━━━ DATA LISTING ━━━

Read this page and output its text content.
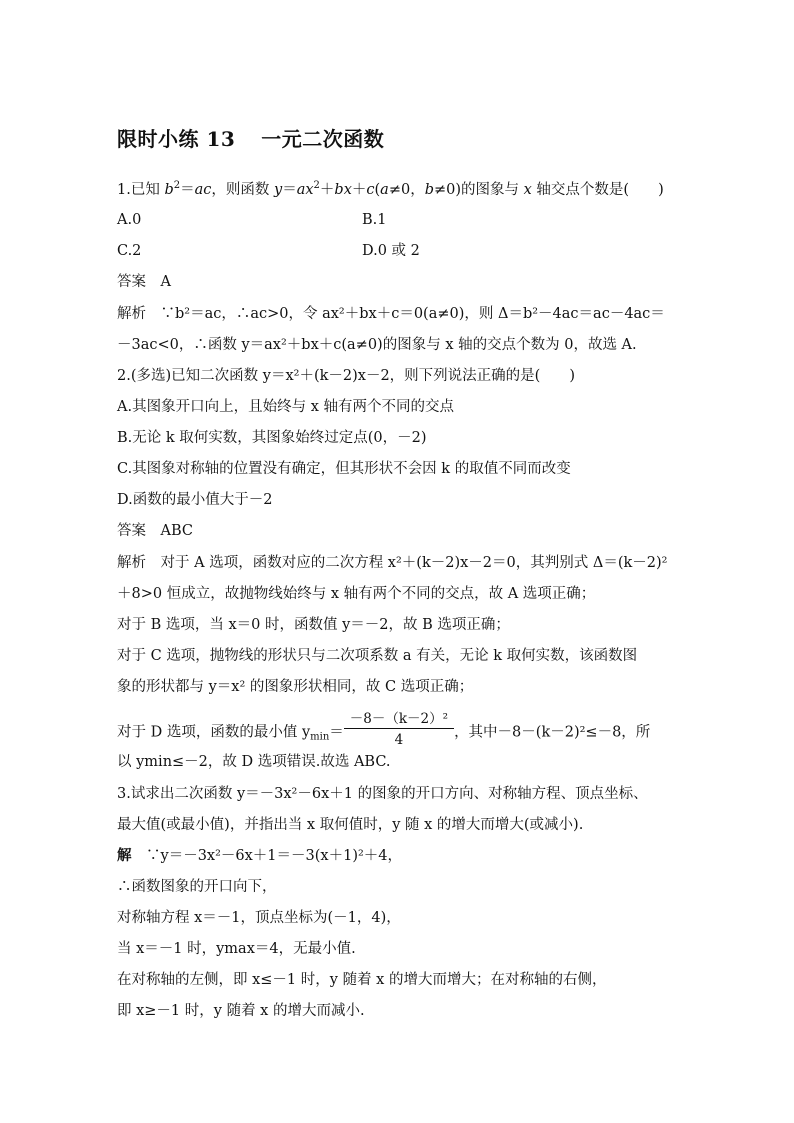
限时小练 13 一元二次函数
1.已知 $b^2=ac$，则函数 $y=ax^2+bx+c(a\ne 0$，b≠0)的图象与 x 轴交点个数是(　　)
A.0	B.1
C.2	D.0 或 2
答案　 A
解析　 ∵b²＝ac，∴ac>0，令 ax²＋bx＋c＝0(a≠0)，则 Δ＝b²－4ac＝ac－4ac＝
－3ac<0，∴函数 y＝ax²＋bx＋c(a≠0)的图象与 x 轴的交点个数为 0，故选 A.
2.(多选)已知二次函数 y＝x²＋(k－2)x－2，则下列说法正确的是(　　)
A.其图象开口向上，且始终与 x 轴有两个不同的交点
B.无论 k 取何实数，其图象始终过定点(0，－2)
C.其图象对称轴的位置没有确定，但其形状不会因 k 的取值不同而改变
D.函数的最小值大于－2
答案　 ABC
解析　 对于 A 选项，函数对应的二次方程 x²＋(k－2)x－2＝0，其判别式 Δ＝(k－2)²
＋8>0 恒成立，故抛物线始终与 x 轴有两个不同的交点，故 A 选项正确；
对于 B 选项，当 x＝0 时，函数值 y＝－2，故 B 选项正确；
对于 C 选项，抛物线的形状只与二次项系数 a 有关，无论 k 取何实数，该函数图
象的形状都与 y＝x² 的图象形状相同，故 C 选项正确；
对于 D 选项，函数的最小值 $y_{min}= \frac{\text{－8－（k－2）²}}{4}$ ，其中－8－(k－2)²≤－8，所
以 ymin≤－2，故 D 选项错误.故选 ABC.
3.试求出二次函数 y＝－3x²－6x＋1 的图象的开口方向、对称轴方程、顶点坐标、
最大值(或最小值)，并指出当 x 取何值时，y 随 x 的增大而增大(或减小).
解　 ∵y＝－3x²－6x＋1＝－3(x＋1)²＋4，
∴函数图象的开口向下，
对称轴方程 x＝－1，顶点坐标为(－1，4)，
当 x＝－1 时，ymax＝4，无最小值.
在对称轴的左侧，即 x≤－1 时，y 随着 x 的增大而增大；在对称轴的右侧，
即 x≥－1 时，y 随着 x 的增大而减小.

━━━

TO DO:
Locate and copy each line in the data above that includes the word "对称轴方程".

TASK ANSWER:
3.试求出二次函数 y＝－3x²－6x＋1 的图象的开口方向、对称轴方程、顶点坐标、
对称轴方程 x＝－1，顶点坐标为(－1，4)，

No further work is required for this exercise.